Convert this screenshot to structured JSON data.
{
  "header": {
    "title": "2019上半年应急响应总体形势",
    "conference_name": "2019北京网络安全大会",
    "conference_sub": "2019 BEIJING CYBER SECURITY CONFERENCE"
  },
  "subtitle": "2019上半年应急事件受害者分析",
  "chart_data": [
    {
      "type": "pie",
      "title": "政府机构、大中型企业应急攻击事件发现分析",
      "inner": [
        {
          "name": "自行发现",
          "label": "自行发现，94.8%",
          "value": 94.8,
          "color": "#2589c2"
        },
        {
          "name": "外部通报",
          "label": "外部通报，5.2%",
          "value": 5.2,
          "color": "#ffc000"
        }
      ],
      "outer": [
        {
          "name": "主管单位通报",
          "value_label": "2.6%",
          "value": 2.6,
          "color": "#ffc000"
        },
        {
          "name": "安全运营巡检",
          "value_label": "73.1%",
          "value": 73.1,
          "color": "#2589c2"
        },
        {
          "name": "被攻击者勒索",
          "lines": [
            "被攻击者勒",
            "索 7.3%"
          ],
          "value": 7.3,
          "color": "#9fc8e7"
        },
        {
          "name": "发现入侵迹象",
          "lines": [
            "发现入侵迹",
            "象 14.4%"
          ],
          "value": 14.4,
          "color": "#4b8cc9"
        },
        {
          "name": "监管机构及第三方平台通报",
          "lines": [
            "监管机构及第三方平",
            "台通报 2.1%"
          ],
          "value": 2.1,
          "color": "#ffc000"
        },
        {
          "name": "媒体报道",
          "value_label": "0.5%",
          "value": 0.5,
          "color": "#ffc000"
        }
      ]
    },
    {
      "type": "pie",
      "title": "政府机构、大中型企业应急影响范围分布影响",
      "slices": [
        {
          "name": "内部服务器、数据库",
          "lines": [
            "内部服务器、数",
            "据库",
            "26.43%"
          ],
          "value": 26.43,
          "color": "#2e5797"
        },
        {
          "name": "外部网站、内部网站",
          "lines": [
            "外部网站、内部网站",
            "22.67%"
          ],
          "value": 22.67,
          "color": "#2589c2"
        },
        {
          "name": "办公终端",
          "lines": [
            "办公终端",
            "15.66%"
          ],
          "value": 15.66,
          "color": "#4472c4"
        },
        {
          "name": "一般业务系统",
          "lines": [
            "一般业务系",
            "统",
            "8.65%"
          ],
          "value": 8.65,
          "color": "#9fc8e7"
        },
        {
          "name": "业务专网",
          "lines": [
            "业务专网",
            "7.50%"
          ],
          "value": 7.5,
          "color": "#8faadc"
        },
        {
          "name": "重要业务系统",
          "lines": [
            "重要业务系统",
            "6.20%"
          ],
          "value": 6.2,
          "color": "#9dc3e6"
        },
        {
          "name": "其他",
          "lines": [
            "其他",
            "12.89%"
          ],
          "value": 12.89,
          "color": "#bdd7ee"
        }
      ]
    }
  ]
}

=-=-=

## STATED PROBLEM
Return every record, word for word.

## SOLUTION FOR THIS PROBLEM
Convert this screenshot to structured JSON data.
{
  "header": {
    "title": "2019上半年应急响应总体形势",
    "conference_name": "2019北京网络安全大会",
    "conference_sub": "2019 BEIJING CYBER SECURITY CONFERENCE"
  },
  "subtitle": "2019上半年应急事件受害者分析",
  "chart_data": [
    {
      "type": "pie",
      "title": "政府机构、大中型企业应急攻击事件发现分析",
      "inner": [
        {
          "name": "自行发现",
          "label": "自行发现，94.8%",
          "value": 94.8,
          "color": "#2589c2"
        },
        {
          "name": "外部通报",
          "label": "外部通报，5.2%",
          "value": 5.2,
          "color": "#ffc000"
        }
      ],
      "outer": [
        {
          "name": "主管单位通报",
          "value_label": "2.6%",
          "value": 2.6,
          "color": "#ffc000"
        },
        {
          "name": "安全运营巡检",
          "value_label": "73.1%",
          "value": 73.1,
          "color": "#2589c2"
        },
        {
          "name": "被攻击者勒索",
          "lines": [
            "被攻击者勒",
            "索 7.3%"
          ],
          "value": 7.3,
          "color": "#9fc8e7"
        },
        {
          "name": "发现入侵迹象",
          "lines": [
            "发现入侵迹",
            "象 14.4%"
          ],
          "value": 14.4,
          "color": "#4b8cc9"
        },
        {
          "name": "监管机构及第三方平台通报",
          "lines": [
            "监管机构及第三方平",
            "台通报 2.1%"
          ],
          "value": 2.1,
          "color": "#ffc000"
        },
        {
          "name": "媒体报道",
          "value_label": "0.5%",
          "value": 0.5,
          "color": "#ffc000"
        }
      ]
    },
    {
      "type": "pie",
      "title": "政府机构、大中型企业应急影响范围分布影响",
      "slices": [
        {
          "name": "内部服务器、数据库",
          "lines": [
            "内部服务器、数",
            "据库",
            "26.43%"
          ],
          "value": 26.43,
          "color": "#2e5797"
        },
        {
          "name": "外部网站、内部网站",
          "lines": [
            "外部网站、内部网站",
            "22.67%"
          ],
          "value": 22.67,
          "color": "#2589c2"
        },
        {
          "name": "办公终端",
          "lines": [
            "办公终端",
            "15.66%"
          ],
          "value": 15.66,
          "color": "#4472c4"
        },
        {
          "name": "一般业务系统",
          "lines": [
            "一般业务系",
            "统",
            "8.65%"
          ],
          "value": 8.65,
          "color": "#9fc8e7"
        },
        {
          "name": "业务专网",
          "lines": [
            "业务专网",
            "7.50%"
          ],
          "value": 7.5,
          "color": "#8faadc"
        },
        {
          "name": "重要业务系统",
          "lines": [
            "重要业务系统",
            "6.20%"
          ],
          "value": 6.2,
          "color": "#9dc3e6"
        },
        {
          "name": "其他",
          "lines": [
            "其他",
            "12.89%"
          ],
          "value": 12.89,
          "color": "#bdd7ee"
        }
      ]
    }
  ]
}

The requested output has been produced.